** Start of Records shown **

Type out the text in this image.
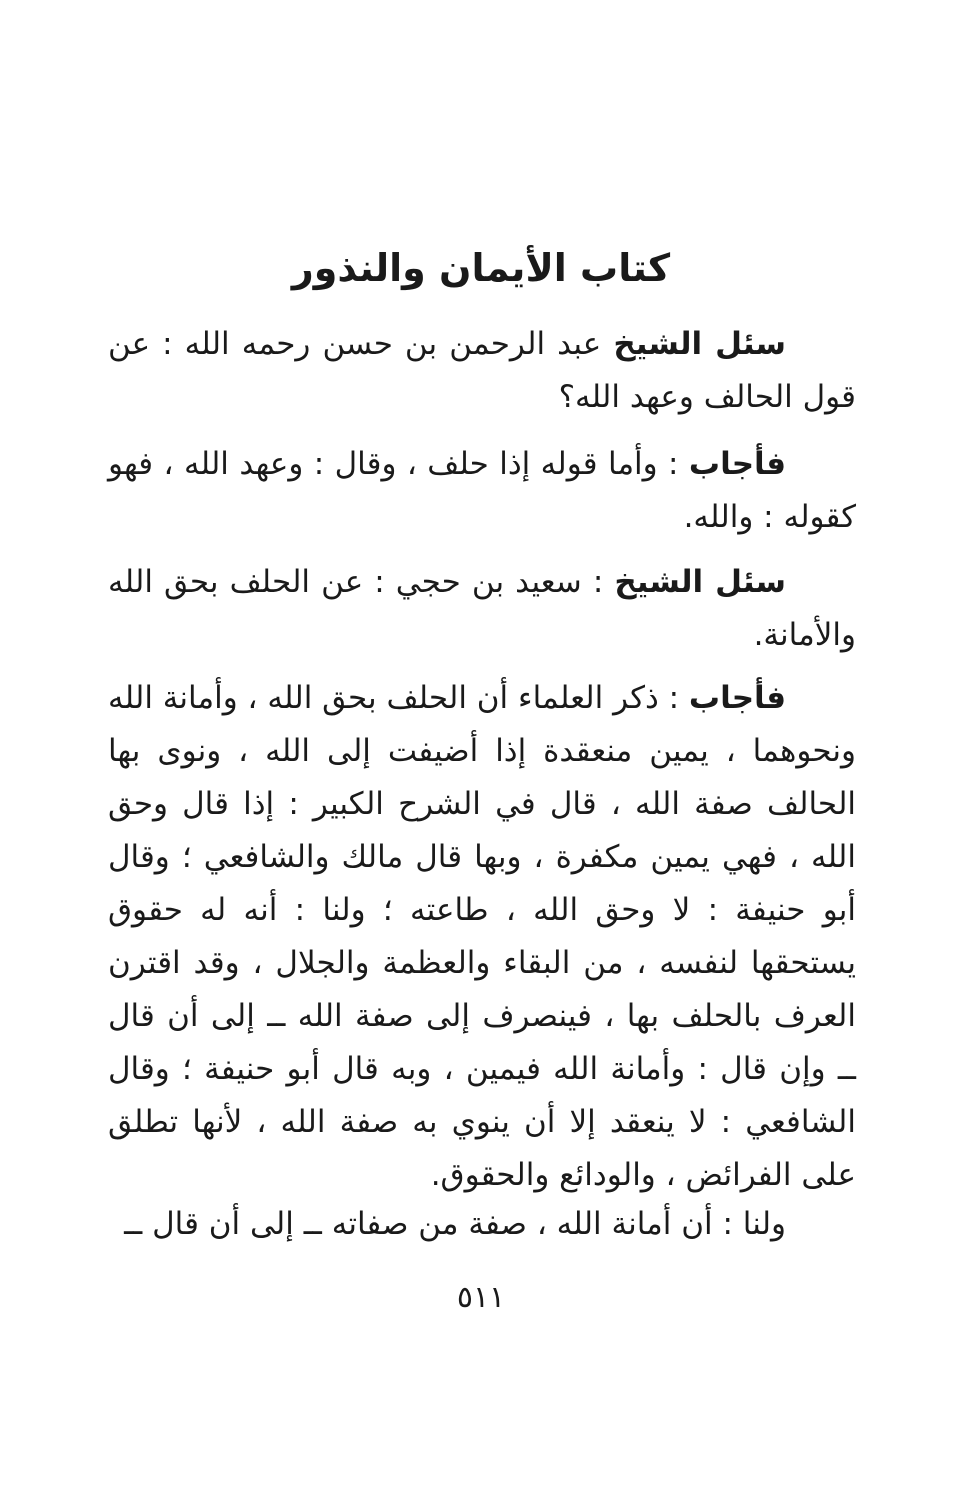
كتاب الأيمان والنذور

سئل الشيخ عبد الرحمن بن حسن رحمه الله : عن قول الحالف وعهد الله؟

فأجاب : وأما قوله إذا حلف ، وقال : وعهد الله ، فهو كقوله : والله.

سئل الشيخ : سعيد بن حجي : عن الحلف بحق الله والأمانة.

فأجاب : ذكر العلماء أن الحلف بحق الله ، وأمانة الله ونحوهما ، يمين منعقدة إذا أضيفت إلى الله ، ونوى بها الحالف صفة الله ، قال في الشرح الكبير : إذا قال وحق الله ، فهي يمين مكفرة ، وبها قال مالك والشافعي ؛ وقال أبو حنيفة : لا وحق الله ، طاعته ؛ ولنا : أنه له حقوق يستحقها لنفسه ، من البقاء والعظمة والجلال ، وقد اقترن العرف بالحلف بها ، فينصرف إلى صفة الله ــ إلى أن قال ــ وإن قال : وأمانة الله فيمين ، وبه قال أبو حنيفة ؛ وقال الشافعي : لا ينعقد إلا أن ينوي به صفة الله ، لأنها تطلق على الفرائض ، والودائع والحقوق.

ولنا : أن أمانة الله ، صفة من صفاته ــ إلى أن قال ــ

٥١١
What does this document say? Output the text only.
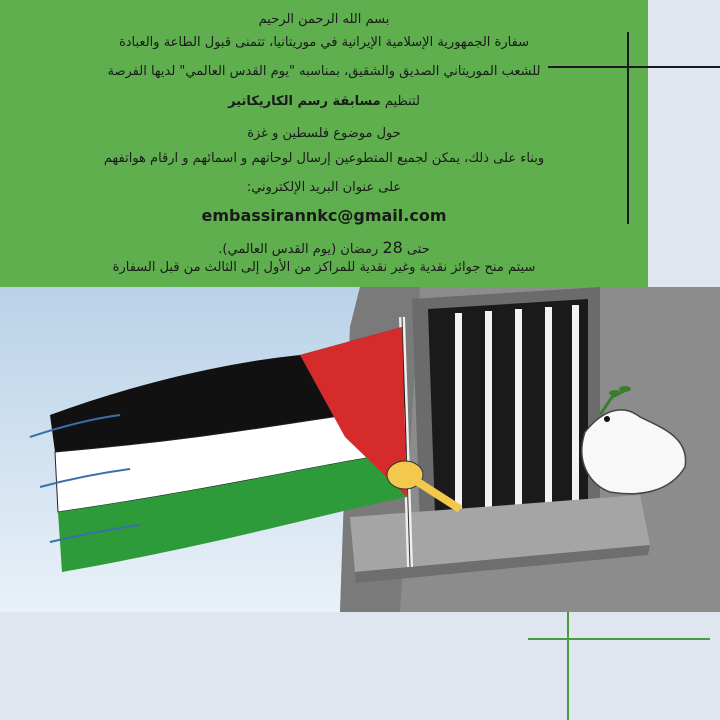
بسم الله الرحمن الرحيم
سفارة الجمهورية الإسلامية الإيرانية في موريتانيا، تتمنى قبول الطاعة والعبادة
للشعب الموريتاني الصديق والشقيق، بمناسبه "يوم القدس العالمي" لديها الفرصة
لتنظيم مسابقة رسم الكاريكاتير
حول موضوع فلسطين و غزة
وبناء على ذلك، يمكن لجميع المتطوعين إرسال لوحاتهم و اسمائهم و ارقام هواتفهم
على عنوان البريد الإلكتروني:
embassirannkc@gmail.com
حتى 28 رمضان (يوم القدس العالمي).
سيتم منح جوائز نقدية وغير نقدية للمراكز من الأول إلى الثالث من قبل السفارة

** End of Records shown **

Written task: Report all lines of the data above that include the string "الحلف".

Answer to the task:
سئل الشيخ : سعيد بن حجي : عن الحلف بحق الله والأمانة.
فأجاب : ذكر العلماء أن الحلف بحق الله ، وأمانة الله ونحوهما ، يمين منعقدة إذا أضيفت إلى الله ، ونوى بها الحالف صفة الله ، قال في الشرح الكبير : إذا قال وحق الله ، فهي يمين مكفرة ، وبها قال مالك والشافعي ؛ وقال أبو حنيفة : لا وحق الله ، طاعته ؛ ولنا : أنه له حقوق يستحقها لنفسه ، من البقاء والعظمة والجلال ، وقد اقترن العرف بالحلف بها ، فينصرف إلى صفة الله ــ إلى أن قال ــ وإن قال : وأمانة الله فيمين ، وبه قال أبو حنيفة ؛ وقال الشافعي : لا ينعقد إلا أن ينوي به صفة الله ، لأنها تطلق على الفرائض ، والودائع والحقوق.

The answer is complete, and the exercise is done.